***** Supplied information *****

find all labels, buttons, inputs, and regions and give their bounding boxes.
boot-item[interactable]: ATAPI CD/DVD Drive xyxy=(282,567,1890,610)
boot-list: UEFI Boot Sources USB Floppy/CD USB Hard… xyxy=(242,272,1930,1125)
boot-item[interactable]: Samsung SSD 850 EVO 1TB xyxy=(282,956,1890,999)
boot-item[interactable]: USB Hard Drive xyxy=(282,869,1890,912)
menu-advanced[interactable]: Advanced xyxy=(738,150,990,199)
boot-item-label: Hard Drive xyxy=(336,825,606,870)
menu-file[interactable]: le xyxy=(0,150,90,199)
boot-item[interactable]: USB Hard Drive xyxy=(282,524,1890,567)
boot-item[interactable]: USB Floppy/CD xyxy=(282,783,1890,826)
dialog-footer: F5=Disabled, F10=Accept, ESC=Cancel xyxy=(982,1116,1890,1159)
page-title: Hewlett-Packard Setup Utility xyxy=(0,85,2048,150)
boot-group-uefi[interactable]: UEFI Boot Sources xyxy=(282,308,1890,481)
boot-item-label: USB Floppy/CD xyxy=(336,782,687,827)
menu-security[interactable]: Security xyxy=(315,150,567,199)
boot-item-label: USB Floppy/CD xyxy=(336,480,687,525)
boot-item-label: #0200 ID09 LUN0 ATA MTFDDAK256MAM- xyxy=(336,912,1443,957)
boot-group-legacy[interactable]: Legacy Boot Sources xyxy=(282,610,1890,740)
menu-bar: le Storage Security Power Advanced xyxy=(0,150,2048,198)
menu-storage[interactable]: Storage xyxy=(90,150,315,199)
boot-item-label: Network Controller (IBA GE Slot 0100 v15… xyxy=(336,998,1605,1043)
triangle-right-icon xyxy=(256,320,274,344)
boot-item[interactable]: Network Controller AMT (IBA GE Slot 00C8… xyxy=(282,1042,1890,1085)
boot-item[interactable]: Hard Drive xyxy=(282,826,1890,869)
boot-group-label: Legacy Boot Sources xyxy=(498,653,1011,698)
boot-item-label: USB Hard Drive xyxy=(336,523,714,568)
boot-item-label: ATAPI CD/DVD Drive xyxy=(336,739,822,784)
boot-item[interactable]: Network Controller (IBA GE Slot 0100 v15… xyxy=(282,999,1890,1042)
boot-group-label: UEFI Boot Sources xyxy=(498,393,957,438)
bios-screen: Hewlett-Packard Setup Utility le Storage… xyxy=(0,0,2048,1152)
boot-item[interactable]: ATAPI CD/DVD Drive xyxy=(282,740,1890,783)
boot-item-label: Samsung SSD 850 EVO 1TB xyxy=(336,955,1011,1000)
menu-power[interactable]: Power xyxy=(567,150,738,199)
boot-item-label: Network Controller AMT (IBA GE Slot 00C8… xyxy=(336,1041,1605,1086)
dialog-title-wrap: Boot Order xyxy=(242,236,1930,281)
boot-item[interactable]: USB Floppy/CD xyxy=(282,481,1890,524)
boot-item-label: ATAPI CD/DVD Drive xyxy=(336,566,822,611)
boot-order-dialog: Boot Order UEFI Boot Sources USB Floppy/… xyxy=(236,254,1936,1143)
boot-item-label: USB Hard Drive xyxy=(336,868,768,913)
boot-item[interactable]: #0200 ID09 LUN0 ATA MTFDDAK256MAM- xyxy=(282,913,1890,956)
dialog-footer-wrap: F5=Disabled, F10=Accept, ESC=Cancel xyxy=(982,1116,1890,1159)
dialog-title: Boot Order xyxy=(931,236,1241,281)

*****

Given request | Output every line of the listing as a JSON list of strings, one string per line, with blank lines omitted.

Exercise result |
[
  "find all labels, buttons, inputs, and regions and give their bounding boxes.",
  "boot-item[interactable]: ATAPI CD/DVD Drive xyxy=(282,567,1890,610)",
  "boot-list: UEFI Boot Sources USB Floppy/CD USB Hard… xyxy=(242,272,1930,1125)",
  "boot-item[interactable]: Samsung SSD 850 EVO 1TB xyxy=(282,956,1890,999)",
  "boot-item[interactable]: USB Hard Drive xyxy=(282,869,1890,912)",
  "menu-advanced[interactable]: Advanced xyxy=(738,150,990,199)",
  "boot-item-label: Hard Drive xyxy=(336,825,606,870)",
  "menu-file[interactable]: le xyxy=(0,150,90,199)",
  "boot-item[interactable]: USB Hard Drive xyxy=(282,524,1890,567)",
  "boot-item[interactable]: USB Floppy/CD xyxy=(282,783,1890,826)",
  "dialog-footer: F5=Disabled, F10=Accept, ESC=Cancel xyxy=(982,1116,1890,1159)",
  "page-title: Hewlett-Packard Setup Utility xyxy=(0,85,2048,150)",
  "boot-group-uefi[interactable]: UEFI Boot Sources xyxy=(282,308,1890,481)",
  "boot-item-label: USB Floppy/CD xyxy=(336,782,687,827)",
  "menu-security[interactable]: Security xyxy=(315,150,567,199)",
  "boot-item-label: USB Floppy/CD xyxy=(336,480,687,525)",
  "boot-item-label: #0200 ID09 LUN0 ATA MTFDDAK256MAM- xyxy=(336,912,1443,957)",
  "boot-group-legacy[interactable]: Legacy Boot Sources xyxy=(282,610,1890,740)",
  "menu-bar: le Storage Security Power Advanced xyxy=(0,150,2048,198)",
  "menu-storage[interactable]: Storage xyxy=(90,150,315,199)",
  "boot-item-label: Network Controller (IBA GE Slot 0100 v15… xyxy=(336,998,1605,1043)",
  "triangle-right-icon xyxy=(256,320,274,344)",
  "boot-item[interactable]: Network Controller AMT (IBA GE Slot 00C8… xyxy=(282,1042,1890,1085)",
  "boot-item[interactable]: Hard Drive xyxy=(282,826,1890,869)",
  "boot-group-label: Legacy Boot Sources xyxy=(498,653,1011,698)",
  "boot-item-label: USB Hard Drive xyxy=(336,523,714,568)",
  "boot-item-label: ATAPI CD/DVD Drive xyxy=(336,739,822,784)",
  "boot-item[interactable]: Network Controller (IBA GE Slot 0100 v15… xyxy=(282,999,1890,1042)",
  "boot-group-label: UEFI Boot Sources xyxy=(498,393,957,438)",
  "bios-screen: Hewlett-Packard Setup Utility le Storage… xyxy=(0,0,2048,1152)",
  "boot-item[interactable]: ATAPI CD/DVD Drive xyxy=(282,740,1890,783)",
  "boot-item-label: Samsung SSD 850 EVO 1TB xyxy=(336,955,1011,1000)",
  "menu-power[interactable]: Power xyxy=(567,150,738,199)",
  "boot-item-label: Network Controller AMT (IBA GE Slot 00C8… xyxy=(336,1041,1605,1086)",
  "dialog-title-wrap: Boot Order xyxy=(242,236,1930,281)",
  "boot-item[interactable]: USB Floppy/CD xyxy=(282,481,1890,524)",
  "boot-item-label: ATAPI CD/DVD Drive xyxy=(336,566,822,611)",
  "boot-order-dialog: Boot Order UEFI Boot Sources USB Floppy/… xyxy=(236,254,1936,1143)",
  "boot-item-label: USB Hard Drive xyxy=(336,868,768,913)",
  "boot-item[interactable]: #0200 ID09 LUN0 ATA MTFDDAK256MAM- xyxy=(282,913,1890,956)",
  "dialog-footer-wrap: F5=Disabled, F10=Accept, ESC=Cancel xyxy=(982,1116,1890,1159)",
  "dialog-title: Boot Order xyxy=(931,236,1241,281)"
]